▸ STATED EXERCISE:
Please reproduce the entries word for word, starting at the first line and ending at the line that contains "cards-icon [31,131,54,153]", with that line included.
** start of STORED DATA **
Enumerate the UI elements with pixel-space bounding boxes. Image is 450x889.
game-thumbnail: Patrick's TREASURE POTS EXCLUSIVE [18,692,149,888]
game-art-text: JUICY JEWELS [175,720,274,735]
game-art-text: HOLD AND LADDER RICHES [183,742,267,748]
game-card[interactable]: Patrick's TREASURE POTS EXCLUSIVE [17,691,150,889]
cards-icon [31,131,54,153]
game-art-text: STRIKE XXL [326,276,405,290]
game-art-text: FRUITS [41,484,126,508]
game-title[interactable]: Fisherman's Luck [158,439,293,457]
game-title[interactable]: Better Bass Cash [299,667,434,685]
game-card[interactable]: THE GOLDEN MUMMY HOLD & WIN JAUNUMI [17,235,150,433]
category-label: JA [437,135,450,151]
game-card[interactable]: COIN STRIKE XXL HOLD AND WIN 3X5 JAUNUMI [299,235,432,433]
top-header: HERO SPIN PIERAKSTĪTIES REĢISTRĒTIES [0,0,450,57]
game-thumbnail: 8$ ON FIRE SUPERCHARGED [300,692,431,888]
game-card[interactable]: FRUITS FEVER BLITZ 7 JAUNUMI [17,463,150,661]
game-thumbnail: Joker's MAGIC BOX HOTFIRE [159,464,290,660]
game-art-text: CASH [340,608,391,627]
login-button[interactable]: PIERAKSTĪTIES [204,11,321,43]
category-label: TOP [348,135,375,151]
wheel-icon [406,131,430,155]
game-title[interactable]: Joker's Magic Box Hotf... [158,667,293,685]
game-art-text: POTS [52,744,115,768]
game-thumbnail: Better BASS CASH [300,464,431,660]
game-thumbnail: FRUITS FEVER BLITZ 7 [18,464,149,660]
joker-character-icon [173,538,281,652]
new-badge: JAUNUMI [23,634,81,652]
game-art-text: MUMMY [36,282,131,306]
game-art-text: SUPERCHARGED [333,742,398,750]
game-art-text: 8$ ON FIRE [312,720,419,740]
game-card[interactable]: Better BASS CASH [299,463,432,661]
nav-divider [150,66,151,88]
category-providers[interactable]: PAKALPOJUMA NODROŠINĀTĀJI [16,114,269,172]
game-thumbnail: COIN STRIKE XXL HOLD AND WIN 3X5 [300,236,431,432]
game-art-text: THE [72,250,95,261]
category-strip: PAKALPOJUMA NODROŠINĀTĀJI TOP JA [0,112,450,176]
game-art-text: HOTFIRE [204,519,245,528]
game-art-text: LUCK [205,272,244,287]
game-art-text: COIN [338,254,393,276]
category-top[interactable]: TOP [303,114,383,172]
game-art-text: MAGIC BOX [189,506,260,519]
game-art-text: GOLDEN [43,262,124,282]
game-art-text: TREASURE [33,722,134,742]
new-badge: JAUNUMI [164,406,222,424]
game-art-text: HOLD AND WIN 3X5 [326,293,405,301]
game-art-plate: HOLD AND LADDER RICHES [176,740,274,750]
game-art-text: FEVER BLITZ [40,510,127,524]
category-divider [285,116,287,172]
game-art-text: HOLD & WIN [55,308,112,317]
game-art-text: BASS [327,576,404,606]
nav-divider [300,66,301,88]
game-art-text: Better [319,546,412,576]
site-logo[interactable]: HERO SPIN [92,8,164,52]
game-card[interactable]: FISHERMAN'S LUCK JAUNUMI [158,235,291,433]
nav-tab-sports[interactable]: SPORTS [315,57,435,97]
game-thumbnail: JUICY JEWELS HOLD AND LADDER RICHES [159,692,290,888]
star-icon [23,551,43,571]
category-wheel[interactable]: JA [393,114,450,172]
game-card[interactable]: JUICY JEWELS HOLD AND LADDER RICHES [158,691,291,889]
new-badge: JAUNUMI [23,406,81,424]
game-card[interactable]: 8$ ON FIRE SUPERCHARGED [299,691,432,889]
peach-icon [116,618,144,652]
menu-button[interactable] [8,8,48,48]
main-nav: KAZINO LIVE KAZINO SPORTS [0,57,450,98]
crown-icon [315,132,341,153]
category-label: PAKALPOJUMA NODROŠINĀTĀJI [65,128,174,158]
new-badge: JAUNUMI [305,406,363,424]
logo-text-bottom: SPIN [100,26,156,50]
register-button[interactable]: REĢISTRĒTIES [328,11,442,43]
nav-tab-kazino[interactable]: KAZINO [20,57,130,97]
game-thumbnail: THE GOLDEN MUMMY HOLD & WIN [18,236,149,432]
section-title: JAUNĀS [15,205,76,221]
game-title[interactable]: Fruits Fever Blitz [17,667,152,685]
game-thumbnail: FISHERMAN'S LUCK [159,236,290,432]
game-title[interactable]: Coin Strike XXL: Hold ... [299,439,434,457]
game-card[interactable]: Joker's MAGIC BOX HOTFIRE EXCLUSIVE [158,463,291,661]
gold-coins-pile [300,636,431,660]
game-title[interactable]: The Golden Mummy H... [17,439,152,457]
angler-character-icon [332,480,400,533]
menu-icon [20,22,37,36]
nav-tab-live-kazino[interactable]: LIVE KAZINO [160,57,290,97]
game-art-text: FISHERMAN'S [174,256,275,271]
** end of STORED DATA **
▸ CORRECT OUTPUT:
Enumerate the UI elements with pixel-space bounding boxes. Image is 450x889.
game-thumbnail: Patrick's TREASURE POTS EXCLUSIVE [18,692,149,888]
game-art-text: JUICY JEWELS [175,720,274,735]
game-art-text: HOLD AND LADDER RICHES [183,742,267,748]
game-card[interactable]: Patrick's TREASURE POTS EXCLUSIVE [17,691,150,889]
cards-icon [31,131,54,153]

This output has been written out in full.